- _WHAT IS ASKED_
Every record here needs to be written out again exactly.

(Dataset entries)

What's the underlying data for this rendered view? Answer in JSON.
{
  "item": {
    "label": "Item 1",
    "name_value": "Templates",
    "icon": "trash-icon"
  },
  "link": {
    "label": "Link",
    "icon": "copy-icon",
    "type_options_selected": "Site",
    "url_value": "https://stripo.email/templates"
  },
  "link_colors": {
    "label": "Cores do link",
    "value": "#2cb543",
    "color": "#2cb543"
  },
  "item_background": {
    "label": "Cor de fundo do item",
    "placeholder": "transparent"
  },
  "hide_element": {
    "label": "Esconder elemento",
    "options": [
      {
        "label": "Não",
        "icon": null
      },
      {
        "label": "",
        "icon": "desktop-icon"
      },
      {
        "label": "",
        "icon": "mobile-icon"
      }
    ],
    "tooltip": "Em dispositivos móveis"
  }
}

- _FINISHED EXERCISE_
What's the underlying data for this rendered view? Answer in JSON.
{
  "item": {
    "label": "Item 1",
    "name_value": "Templates",
    "icon": "trash-icon"
  },
  "link": {
    "label": "Link",
    "icon": "copy-icon",
    "type_options_selected": "Site",
    "url_value": "https://stripo.email/templates"
  },
  "link_colors": {
    "label": "Cores do link",
    "value": "#2cb543",
    "color": "#2cb543"
  },
  "item_background": {
    "label": "Cor de fundo do item",
    "placeholder": "transparent"
  },
  "hide_element": {
    "label": "Esconder elemento",
    "options": [
      {
        "label": "Não",
        "icon": null
      },
      {
        "label": "",
        "icon": "desktop-icon"
      },
      {
        "label": "",
        "icon": "mobile-icon"
      }
    ],
    "tooltip": "Em dispositivos móveis"
  }
}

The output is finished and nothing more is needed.